▸ **The task**: Output every line below exactly.

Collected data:
## start

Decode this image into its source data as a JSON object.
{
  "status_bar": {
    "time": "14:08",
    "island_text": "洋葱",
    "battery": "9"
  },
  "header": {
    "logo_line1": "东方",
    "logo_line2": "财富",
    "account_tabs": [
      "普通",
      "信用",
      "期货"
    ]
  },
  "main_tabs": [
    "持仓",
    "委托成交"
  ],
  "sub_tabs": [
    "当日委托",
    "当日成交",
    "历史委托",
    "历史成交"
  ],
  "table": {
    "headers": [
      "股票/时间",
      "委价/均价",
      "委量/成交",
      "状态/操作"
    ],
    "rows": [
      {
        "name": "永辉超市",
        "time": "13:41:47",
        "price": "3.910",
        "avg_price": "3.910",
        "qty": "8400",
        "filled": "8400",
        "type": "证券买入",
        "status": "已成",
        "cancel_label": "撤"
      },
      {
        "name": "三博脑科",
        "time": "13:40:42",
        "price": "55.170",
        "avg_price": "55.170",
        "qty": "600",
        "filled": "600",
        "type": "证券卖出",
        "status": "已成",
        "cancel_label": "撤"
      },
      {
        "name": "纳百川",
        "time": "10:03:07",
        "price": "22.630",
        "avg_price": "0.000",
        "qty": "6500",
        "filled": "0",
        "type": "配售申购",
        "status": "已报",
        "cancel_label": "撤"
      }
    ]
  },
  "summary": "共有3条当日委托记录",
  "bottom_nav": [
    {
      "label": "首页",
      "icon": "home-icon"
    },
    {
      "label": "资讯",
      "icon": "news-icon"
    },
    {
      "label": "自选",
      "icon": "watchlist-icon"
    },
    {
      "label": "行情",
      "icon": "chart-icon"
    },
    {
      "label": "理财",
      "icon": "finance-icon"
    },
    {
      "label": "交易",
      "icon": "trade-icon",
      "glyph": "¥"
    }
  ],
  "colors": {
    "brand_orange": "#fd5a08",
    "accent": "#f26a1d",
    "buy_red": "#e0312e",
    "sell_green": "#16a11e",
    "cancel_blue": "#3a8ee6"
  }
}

## end

▸ **Result of this exercise**:
Decode this image into its source data as a JSON object.
{
  "status_bar": {
    "time": "14:08",
    "island_text": "洋葱",
    "battery": "9"
  },
  "header": {
    "logo_line1": "东方",
    "logo_line2": "财富",
    "account_tabs": [
      "普通",
      "信用",
      "期货"
    ]
  },
  "main_tabs": [
    "持仓",
    "委托成交"
  ],
  "sub_tabs": [
    "当日委托",
    "当日成交",
    "历史委托",
    "历史成交"
  ],
  "table": {
    "headers": [
      "股票/时间",
      "委价/均价",
      "委量/成交",
      "状态/操作"
    ],
    "rows": [
      {
        "name": "永辉超市",
        "time": "13:41:47",
        "price": "3.910",
        "avg_price": "3.910",
        "qty": "8400",
        "filled": "8400",
        "type": "证券买入",
        "status": "已成",
        "cancel_label": "撤"
      },
      {
        "name": "三博脑科",
        "time": "13:40:42",
        "price": "55.170",
        "avg_price": "55.170",
        "qty": "600",
        "filled": "600",
        "type": "证券卖出",
        "status": "已成",
        "cancel_label": "撤"
      },
      {
        "name": "纳百川",
        "time": "10:03:07",
        "price": "22.630",
        "avg_price": "0.000",
        "qty": "6500",
        "filled": "0",
        "type": "配售申购",
        "status": "已报",
        "cancel_label": "撤"
      }
    ]
  },
  "summary": "共有3条当日委托记录",
  "bottom_nav": [
    {
      "label": "首页",
      "icon": "home-icon"
    },
    {
      "label": "资讯",
      "icon": "news-icon"
    },
    {
      "label": "自选",
      "icon": "watchlist-icon"
    },
    {
      "label": "行情",
      "icon": "chart-icon"
    },
    {
      "label": "理财",
      "icon": "finance-icon"
    },
    {
      "label": "交易",
      "icon": "trade-icon",
      "glyph": "¥"
    }
  ],
  "colors": {
    "brand_orange": "#fd5a08",
    "accent": "#f26a1d",
    "buy_red": "#e0312e",
    "sell_green": "#16a11e",
    "cancel_blue": "#3a8ee6"
  }
}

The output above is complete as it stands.